BEGIN Excerpt provided

At the end of the day, even though surgery is scary and likely to be tough, listening to your body is the best thing to do. That and making sure you focus on yourself rather than other peoples stories or experiences. And although I felt completely and utterly unprepared for my first operation, its amazing what your body can remember if and when you have to do it all over again.

END Excerpt provided

__What this exercise asks__
(a) According to the surgery passage, what is the best thing to do?
(b) Write out everything in the surgery passage from "At the end of" down to "all over again.".
(c) List the first word of each sentence in the surgery passage.
These records have no connection to the surgery passage.

BEGIN Dataset records

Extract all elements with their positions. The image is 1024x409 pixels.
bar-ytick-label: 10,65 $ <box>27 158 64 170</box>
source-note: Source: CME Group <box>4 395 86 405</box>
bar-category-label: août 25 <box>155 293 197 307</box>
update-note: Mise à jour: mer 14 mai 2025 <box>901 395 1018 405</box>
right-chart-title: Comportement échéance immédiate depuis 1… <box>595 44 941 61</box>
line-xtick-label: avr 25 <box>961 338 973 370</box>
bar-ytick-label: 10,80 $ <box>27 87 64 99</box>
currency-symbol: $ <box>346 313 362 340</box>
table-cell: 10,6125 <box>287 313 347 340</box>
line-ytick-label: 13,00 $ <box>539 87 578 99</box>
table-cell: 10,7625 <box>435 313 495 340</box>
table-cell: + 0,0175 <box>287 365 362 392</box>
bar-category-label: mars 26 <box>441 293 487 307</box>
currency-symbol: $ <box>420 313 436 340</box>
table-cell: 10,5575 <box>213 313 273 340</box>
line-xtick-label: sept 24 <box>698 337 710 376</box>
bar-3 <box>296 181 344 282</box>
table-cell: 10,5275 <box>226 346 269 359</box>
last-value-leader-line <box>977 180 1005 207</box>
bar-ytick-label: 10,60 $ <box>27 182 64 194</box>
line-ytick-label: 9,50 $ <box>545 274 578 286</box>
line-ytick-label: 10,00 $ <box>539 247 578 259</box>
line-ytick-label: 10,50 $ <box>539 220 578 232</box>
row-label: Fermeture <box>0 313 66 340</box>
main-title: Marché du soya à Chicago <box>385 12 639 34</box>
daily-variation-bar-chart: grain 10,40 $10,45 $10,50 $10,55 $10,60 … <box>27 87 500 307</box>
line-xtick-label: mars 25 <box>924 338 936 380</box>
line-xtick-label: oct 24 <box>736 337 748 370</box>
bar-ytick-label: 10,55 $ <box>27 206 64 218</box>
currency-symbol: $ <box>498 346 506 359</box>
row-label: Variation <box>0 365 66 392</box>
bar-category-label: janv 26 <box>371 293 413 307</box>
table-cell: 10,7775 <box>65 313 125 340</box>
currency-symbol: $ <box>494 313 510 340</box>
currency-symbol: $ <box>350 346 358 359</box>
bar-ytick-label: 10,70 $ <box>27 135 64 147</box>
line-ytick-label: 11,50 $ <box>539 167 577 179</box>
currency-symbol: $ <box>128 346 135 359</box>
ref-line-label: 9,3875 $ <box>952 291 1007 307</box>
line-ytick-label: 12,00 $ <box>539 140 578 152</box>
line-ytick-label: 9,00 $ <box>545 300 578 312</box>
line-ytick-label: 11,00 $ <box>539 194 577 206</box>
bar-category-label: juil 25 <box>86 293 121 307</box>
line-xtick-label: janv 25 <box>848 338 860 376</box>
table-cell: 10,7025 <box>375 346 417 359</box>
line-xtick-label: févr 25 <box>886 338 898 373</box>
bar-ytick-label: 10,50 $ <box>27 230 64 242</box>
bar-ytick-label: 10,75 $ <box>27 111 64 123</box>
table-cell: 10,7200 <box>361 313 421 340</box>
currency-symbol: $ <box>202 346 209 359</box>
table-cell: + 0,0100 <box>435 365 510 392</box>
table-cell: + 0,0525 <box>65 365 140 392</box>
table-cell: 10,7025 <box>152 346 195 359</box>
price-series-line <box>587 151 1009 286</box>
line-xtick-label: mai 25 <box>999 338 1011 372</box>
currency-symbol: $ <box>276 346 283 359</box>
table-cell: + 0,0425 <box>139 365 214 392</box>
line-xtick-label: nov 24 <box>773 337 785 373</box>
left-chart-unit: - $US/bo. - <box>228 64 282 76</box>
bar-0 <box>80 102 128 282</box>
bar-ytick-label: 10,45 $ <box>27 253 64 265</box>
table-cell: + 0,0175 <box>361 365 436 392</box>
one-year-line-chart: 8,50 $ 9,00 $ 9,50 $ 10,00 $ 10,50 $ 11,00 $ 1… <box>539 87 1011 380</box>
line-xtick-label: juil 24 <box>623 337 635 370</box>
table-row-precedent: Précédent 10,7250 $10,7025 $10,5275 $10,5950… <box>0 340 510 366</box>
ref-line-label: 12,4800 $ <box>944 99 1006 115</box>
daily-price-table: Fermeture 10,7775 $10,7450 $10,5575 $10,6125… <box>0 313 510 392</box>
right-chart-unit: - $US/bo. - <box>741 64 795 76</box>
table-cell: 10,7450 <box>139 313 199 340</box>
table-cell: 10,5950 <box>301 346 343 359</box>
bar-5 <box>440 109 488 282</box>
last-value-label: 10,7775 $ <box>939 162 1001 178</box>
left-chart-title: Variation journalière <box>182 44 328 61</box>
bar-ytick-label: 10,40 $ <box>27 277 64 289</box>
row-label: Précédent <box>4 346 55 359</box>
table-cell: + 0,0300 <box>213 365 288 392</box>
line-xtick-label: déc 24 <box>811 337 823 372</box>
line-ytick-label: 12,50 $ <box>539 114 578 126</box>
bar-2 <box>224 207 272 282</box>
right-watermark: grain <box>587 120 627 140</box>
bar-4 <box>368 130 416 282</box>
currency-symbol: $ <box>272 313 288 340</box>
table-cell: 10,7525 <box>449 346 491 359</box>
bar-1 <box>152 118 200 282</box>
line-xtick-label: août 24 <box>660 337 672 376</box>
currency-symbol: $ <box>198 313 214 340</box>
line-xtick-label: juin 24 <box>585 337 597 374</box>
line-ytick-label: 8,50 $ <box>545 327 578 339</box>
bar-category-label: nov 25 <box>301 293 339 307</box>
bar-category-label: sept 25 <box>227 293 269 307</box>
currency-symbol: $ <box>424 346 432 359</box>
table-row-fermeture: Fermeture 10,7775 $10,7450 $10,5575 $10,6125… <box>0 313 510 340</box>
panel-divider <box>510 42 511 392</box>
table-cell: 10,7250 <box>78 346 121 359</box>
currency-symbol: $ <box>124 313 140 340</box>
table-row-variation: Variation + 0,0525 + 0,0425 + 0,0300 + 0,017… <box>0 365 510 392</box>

END Dataset records

__Completed exercise__
(a) Listening to your body.

(b)
At the end of the day, even though surgery is scary and likely to be tough, listening to your body is the best thing to do. That and making sure you focus on yourself rather than other peoples stories or experiences. And although I felt completely and utterly unprepared for my first operation, its amazing what your body can remember if and when you have to do it all over again.

(c) At, That, And